_TASK DIRECTIONS_
Each line below should be copied exactly as it stands.

_SUPPLIED MATERIAL_

--*--

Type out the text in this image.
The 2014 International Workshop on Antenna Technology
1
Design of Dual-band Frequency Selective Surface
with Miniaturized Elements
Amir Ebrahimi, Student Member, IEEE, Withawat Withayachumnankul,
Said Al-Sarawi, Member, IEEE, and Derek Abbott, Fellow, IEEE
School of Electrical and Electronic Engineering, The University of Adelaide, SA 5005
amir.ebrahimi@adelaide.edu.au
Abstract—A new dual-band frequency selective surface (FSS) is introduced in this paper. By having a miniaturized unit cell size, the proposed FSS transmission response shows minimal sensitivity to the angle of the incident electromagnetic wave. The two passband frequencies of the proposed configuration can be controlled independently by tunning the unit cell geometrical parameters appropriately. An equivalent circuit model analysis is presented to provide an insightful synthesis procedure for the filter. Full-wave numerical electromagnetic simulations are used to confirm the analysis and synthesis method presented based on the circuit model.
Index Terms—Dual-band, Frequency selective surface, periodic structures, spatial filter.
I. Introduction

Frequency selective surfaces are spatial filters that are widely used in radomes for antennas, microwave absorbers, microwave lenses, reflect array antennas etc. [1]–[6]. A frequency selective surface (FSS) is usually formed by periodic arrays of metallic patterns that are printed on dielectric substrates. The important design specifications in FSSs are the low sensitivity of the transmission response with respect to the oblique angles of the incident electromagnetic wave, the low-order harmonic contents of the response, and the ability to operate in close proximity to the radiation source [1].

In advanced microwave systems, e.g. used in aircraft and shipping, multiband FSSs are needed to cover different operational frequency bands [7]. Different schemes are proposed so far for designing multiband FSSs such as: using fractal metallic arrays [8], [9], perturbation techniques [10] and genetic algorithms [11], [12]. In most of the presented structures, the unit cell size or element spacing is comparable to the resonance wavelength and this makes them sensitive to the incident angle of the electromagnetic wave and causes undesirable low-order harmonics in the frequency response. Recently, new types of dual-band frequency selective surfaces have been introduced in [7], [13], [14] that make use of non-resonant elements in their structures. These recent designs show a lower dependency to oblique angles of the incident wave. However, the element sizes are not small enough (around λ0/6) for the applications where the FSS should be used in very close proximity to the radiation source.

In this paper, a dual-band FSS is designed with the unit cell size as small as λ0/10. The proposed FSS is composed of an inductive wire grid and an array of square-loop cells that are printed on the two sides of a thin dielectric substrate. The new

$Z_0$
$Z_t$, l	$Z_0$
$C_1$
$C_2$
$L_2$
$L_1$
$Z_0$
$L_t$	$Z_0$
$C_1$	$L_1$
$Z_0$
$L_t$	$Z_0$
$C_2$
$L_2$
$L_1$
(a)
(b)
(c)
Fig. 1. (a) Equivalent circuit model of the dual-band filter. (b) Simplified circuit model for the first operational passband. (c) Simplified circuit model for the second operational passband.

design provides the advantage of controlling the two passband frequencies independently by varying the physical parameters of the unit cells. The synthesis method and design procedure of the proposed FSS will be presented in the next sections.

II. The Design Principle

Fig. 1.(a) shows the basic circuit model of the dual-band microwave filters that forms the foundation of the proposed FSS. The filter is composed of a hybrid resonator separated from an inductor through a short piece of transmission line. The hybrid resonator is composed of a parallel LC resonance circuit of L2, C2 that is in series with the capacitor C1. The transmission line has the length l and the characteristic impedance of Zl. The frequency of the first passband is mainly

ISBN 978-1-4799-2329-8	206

--*--

_TASK SOLUTION_
Type out the text in this image.
The 2014 International Workshop on Antenna Technology
1
Design of Dual-band Frequency Selective Surface
with Miniaturized Elements
Amir Ebrahimi, Student Member, IEEE, Withawat Withayachumnankul,
Said Al-Sarawi, Member, IEEE, and Derek Abbott, Fellow, IEEE
School of Electrical and Electronic Engineering, The University of Adelaide, SA 5005
amir.ebrahimi@adelaide.edu.au
Abstract—A new dual-band frequency selective surface (FSS) is introduced in this paper. By having a miniaturized unit cell size, the proposed FSS transmission response shows minimal sensitivity to the angle of the incident electromagnetic wave. The two passband frequencies of the proposed configuration can be controlled independently by tunning the unit cell geometrical parameters appropriately. An equivalent circuit model analysis is presented to provide an insightful synthesis procedure for the filter. Full-wave numerical electromagnetic simulations are used to confirm the analysis and synthesis method presented based on the circuit model.
Index Terms—Dual-band, Frequency selective surface, periodic structures, spatial filter.
I. Introduction

Frequency selective surfaces are spatial filters that are widely used in radomes for antennas, microwave absorbers, microwave lenses, reflect array antennas etc. [1]–[6]. A frequency selective surface (FSS) is usually formed by periodic arrays of metallic patterns that are printed on dielectric substrates. The important design specifications in FSSs are the low sensitivity of the transmission response with respect to the oblique angles of the incident electromagnetic wave, the low-order harmonic contents of the response, and the ability to operate in close proximity to the radiation source [1].

In advanced microwave systems, e.g. used in aircraft and shipping, multiband FSSs are needed to cover different operational frequency bands [7]. Different schemes are proposed so far for designing multiband FSSs such as: using fractal metallic arrays [8], [9], perturbation techniques [10] and genetic algorithms [11], [12]. In most of the presented structures, the unit cell size or element spacing is comparable to the resonance wavelength and this makes them sensitive to the incident angle of the electromagnetic wave and causes undesirable low-order harmonics in the frequency response. Recently, new types of dual-band frequency selective surfaces have been introduced in [7], [13], [14] that make use of non-resonant elements in their structures. These recent designs show a lower dependency to oblique angles of the incident wave. However, the element sizes are not small enough (around λ0/6) for the applications where the FSS should be used in very close proximity to the radiation source.

In this paper, a dual-band FSS is designed with the unit cell size as small as λ0/10. The proposed FSS is composed of an inductive wire grid and an array of square-loop cells that are printed on the two sides of a thin dielectric substrate. The new

$Z_0$
$Z_t$, l	$Z_0$
$C_1$
$C_2$
$L_2$
$L_1$
$Z_0$
$L_t$	$Z_0$
$C_1$	$L_1$
$Z_0$
$L_t$	$Z_0$
$C_2$
$L_2$
$L_1$
(a)
(b)
(c)
Fig. 1. (a) Equivalent circuit model of the dual-band filter. (b) Simplified circuit model for the first operational passband. (c) Simplified circuit model for the second operational passband.

design provides the advantage of controlling the two passband frequencies independently by varying the physical parameters of the unit cells. The synthesis method and design procedure of the proposed FSS will be presented in the next sections.

II. The Design Principle

Fig. 1.(a) shows the basic circuit model of the dual-band microwave filters that forms the foundation of the proposed FSS. The filter is composed of a hybrid resonator separated from an inductor through a short piece of transmission line. The hybrid resonator is composed of a parallel LC resonance circuit of L2, C2 that is in series with the capacitor C1. The transmission line has the length l and the characteristic impedance of Zl. The frequency of the first passband is mainly

ISBN 978-1-4799-2329-8	206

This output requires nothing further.